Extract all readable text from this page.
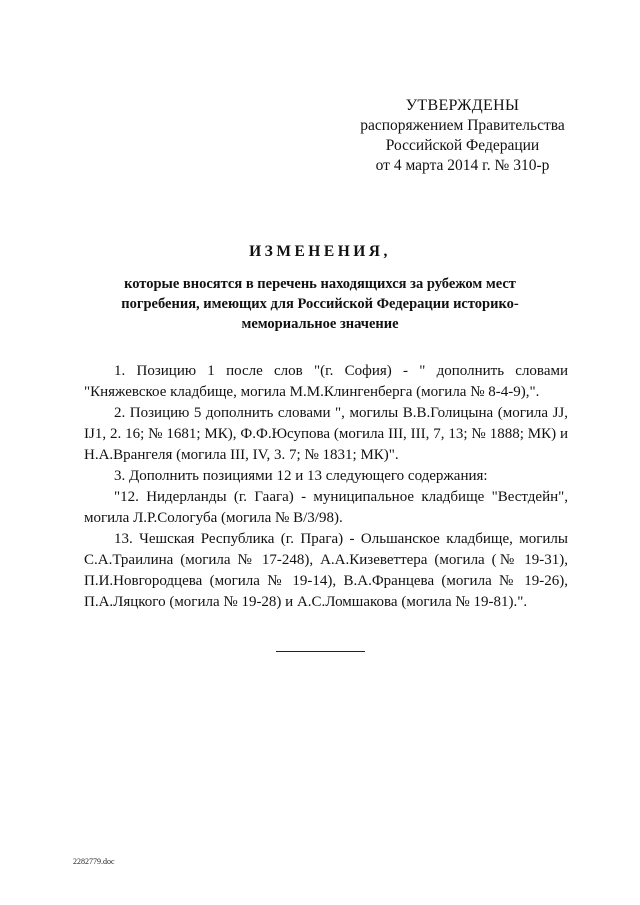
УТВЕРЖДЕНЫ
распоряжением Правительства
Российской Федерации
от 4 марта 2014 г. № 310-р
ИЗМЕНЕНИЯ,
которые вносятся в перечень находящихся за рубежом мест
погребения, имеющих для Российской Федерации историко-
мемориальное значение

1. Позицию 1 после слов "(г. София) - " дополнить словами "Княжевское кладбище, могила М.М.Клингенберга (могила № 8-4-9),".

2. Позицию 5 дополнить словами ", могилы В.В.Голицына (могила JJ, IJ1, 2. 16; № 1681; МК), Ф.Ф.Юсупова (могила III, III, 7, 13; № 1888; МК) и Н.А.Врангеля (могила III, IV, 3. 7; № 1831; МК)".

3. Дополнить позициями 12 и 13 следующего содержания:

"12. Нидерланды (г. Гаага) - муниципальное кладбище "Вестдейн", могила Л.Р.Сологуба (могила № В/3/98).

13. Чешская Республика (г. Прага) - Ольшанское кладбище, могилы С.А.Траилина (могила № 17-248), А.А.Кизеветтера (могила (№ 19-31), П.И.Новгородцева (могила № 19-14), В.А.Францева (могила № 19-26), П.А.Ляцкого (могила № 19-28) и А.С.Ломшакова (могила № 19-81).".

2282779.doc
:::
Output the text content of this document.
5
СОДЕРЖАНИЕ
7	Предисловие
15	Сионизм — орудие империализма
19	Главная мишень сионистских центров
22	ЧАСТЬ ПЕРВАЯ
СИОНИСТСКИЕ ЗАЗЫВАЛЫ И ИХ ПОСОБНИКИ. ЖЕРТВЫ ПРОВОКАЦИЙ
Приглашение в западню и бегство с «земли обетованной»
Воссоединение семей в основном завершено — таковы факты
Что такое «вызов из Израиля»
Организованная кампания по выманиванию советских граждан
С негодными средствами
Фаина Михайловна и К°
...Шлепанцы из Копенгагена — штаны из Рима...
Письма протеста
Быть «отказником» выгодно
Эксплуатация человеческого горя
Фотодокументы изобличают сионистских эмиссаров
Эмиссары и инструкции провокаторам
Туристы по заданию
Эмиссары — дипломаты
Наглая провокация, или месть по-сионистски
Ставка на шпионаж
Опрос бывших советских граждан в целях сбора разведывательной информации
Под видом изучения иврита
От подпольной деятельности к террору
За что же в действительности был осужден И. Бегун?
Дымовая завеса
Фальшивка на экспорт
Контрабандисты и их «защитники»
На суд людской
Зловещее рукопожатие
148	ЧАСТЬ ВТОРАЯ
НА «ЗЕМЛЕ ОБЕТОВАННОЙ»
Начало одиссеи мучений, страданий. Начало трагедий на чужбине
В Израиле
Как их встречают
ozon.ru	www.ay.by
:::
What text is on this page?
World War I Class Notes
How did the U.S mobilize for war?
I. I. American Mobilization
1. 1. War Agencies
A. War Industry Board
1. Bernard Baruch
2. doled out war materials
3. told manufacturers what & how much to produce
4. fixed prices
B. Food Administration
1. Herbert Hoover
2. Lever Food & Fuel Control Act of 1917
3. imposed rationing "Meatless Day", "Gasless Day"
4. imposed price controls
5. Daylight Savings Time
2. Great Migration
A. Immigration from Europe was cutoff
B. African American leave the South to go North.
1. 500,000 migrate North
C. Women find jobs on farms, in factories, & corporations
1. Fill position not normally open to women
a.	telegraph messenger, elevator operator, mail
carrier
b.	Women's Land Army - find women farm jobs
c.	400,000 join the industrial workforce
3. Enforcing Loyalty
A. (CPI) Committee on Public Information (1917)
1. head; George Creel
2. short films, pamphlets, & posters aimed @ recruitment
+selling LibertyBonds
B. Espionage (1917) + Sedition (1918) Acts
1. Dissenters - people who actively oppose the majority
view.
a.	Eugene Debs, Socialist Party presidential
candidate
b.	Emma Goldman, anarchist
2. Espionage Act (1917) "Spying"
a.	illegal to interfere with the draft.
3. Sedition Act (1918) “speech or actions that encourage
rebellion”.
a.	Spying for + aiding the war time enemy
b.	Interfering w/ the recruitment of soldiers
:::
### Given request
Where a line above includes "recruitment", copy that line.

### Exercise output
2. short films, pamphlets, & posters aimed @ recruitment
b.	Interfering w/ the recruitment of soldiers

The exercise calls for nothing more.